◆ **Dataset entries**
• • •

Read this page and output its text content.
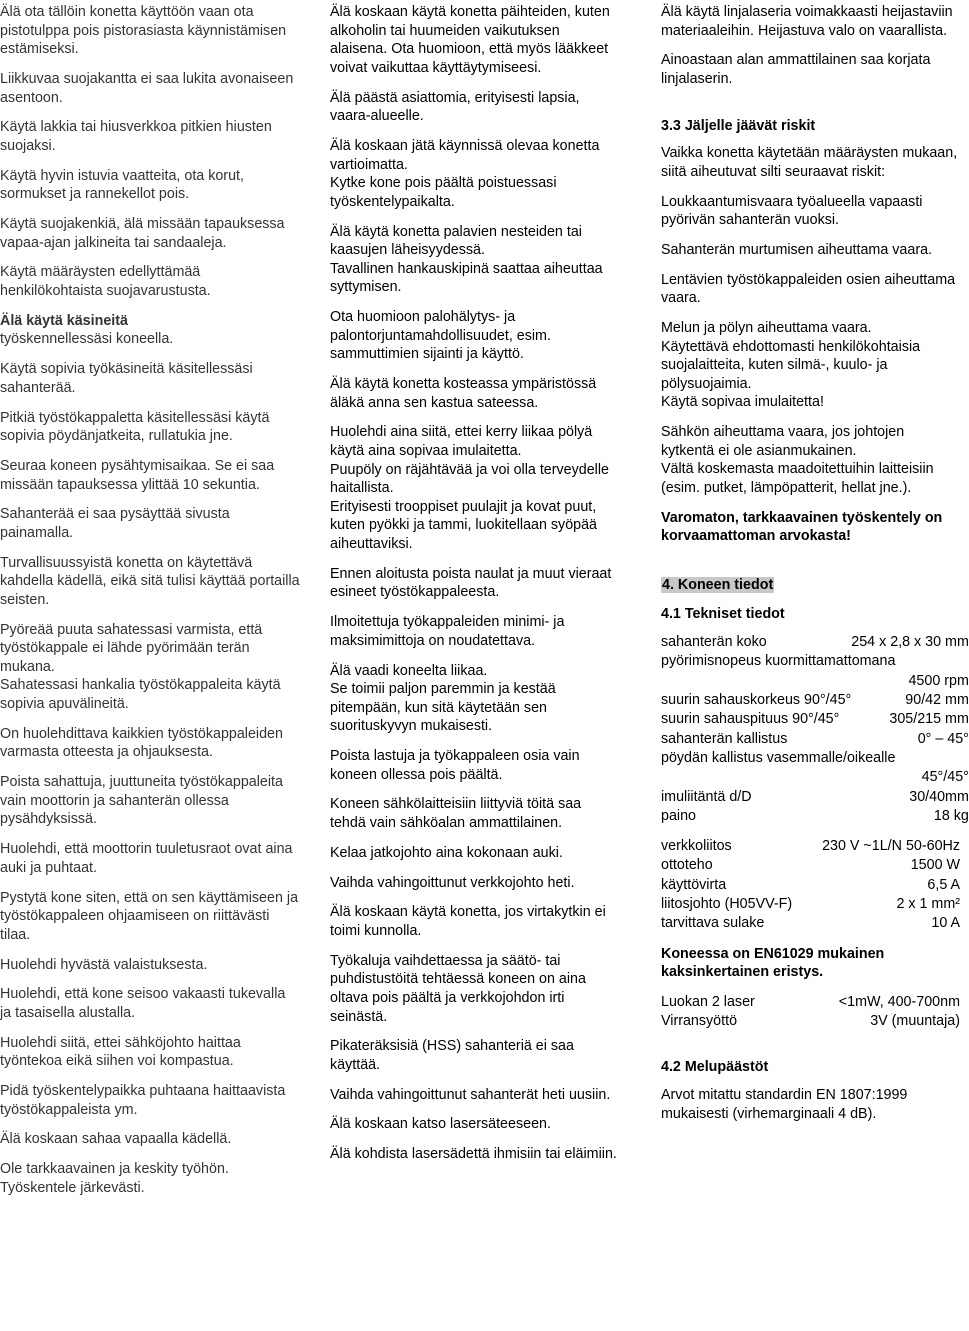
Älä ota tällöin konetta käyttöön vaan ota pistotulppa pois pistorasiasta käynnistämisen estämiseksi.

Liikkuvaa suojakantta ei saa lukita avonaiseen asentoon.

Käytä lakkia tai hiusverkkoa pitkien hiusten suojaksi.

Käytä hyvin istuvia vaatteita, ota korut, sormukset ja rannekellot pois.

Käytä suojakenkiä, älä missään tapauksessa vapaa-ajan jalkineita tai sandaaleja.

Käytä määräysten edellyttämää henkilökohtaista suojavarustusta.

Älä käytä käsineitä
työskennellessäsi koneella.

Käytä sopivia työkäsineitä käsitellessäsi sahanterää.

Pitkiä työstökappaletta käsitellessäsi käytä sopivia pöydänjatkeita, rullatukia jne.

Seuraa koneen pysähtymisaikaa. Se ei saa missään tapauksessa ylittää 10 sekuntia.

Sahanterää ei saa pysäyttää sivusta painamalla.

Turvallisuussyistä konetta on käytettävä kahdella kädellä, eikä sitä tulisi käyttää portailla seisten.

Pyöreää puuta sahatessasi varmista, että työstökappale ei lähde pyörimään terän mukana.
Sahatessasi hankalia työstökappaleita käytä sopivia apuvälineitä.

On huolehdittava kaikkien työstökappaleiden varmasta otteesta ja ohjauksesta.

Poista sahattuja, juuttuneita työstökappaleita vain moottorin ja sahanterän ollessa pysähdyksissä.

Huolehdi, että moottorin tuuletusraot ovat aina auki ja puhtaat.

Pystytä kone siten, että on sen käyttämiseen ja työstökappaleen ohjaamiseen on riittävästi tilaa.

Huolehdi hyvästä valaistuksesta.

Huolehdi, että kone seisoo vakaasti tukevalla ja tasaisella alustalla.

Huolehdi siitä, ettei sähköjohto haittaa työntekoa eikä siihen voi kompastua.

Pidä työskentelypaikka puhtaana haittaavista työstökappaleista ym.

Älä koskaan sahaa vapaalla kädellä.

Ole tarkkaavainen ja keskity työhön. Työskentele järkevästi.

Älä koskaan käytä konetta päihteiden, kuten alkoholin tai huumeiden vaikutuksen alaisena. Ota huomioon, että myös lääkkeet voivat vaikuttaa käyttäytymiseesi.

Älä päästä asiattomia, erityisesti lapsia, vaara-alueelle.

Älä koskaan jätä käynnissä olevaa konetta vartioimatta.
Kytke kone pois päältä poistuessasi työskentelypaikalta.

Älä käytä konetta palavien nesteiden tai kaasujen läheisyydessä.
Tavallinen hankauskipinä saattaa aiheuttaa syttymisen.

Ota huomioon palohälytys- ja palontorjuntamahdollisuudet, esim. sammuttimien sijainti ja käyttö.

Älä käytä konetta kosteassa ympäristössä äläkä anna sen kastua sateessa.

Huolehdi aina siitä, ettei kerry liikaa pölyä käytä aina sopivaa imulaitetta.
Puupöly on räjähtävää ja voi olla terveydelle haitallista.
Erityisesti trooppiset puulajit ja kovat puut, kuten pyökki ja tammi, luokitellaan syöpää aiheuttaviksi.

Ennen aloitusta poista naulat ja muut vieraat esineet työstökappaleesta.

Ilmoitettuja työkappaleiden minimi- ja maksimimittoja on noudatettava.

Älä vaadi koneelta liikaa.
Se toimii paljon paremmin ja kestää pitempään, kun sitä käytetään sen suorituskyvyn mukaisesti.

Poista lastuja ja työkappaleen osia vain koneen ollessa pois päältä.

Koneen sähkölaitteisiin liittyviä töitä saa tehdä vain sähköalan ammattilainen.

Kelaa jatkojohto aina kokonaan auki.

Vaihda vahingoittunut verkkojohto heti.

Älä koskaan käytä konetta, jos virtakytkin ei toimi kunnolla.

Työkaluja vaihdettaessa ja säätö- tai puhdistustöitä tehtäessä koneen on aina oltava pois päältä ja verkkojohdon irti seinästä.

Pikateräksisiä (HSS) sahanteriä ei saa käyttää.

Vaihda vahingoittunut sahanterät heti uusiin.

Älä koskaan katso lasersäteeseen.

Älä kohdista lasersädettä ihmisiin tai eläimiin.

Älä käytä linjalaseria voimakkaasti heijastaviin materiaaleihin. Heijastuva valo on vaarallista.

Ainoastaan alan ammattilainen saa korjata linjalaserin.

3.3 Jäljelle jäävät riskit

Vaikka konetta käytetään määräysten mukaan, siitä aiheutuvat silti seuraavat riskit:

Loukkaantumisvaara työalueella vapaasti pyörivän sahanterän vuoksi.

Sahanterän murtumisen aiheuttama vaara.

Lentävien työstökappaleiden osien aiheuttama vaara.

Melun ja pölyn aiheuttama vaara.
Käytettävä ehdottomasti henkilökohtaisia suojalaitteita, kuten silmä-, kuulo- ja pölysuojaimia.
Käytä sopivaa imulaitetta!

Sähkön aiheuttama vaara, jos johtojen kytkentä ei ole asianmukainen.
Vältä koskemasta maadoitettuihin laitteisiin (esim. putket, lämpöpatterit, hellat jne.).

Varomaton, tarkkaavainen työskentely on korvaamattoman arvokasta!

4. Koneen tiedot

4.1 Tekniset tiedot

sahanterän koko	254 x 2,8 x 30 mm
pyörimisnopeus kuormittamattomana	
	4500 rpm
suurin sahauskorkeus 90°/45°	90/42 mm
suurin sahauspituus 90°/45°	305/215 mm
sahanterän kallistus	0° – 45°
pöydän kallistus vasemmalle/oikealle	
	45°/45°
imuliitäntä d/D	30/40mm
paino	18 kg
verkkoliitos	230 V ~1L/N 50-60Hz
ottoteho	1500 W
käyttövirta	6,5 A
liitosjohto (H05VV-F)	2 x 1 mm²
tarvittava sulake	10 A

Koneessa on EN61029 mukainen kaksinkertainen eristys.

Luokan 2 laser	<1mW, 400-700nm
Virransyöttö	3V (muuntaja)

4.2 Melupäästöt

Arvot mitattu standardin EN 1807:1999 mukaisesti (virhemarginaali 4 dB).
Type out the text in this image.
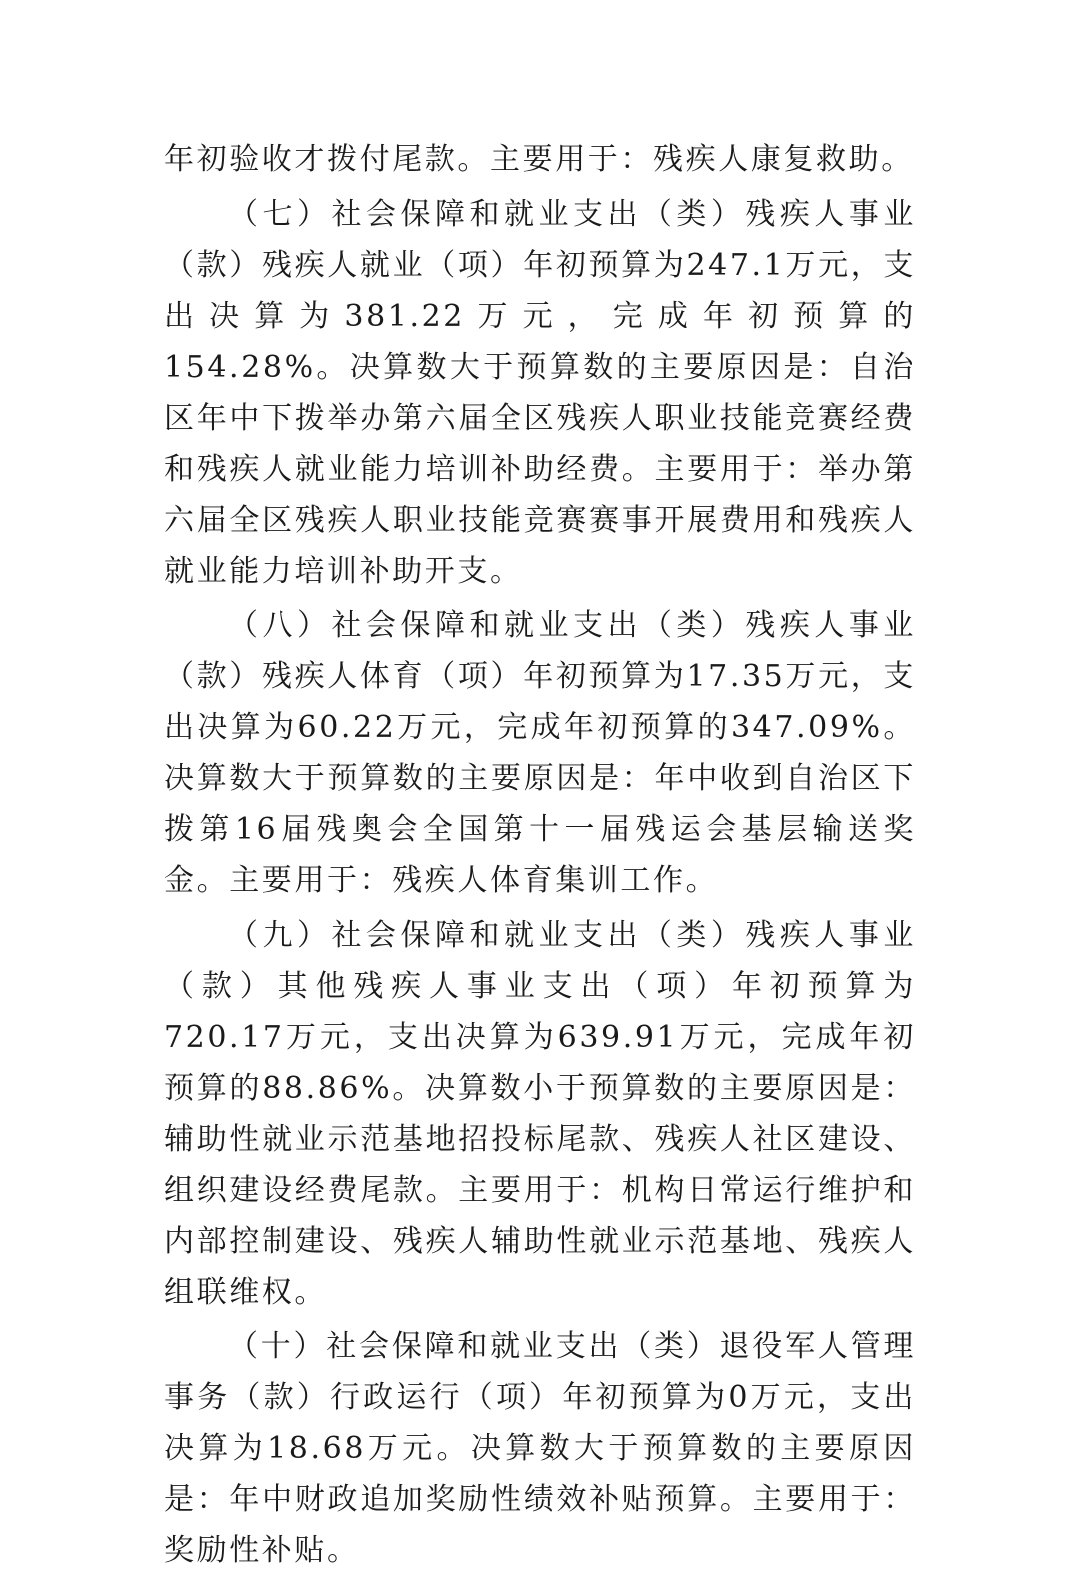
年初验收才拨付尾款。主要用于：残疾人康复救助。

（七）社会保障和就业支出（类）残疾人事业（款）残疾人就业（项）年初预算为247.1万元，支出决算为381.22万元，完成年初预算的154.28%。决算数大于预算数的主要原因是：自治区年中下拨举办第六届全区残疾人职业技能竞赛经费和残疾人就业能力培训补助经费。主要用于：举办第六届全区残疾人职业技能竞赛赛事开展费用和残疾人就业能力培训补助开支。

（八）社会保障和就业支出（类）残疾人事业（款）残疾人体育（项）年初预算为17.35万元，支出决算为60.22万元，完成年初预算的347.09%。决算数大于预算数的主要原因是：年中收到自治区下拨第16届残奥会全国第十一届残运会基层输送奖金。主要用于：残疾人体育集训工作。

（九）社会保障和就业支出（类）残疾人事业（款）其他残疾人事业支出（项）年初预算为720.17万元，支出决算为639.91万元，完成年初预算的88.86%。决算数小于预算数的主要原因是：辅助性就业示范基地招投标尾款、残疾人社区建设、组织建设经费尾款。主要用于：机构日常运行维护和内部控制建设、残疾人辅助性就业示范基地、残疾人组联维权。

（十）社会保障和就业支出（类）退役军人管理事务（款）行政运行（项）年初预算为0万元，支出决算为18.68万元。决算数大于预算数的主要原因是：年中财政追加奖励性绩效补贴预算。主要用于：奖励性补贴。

• • •

◆ **Stated exercise**
Looking at the data above, how many lines hold the word "社会保障和就业支出"? Respond with the number alone.

◆ **Result of this exercise**
4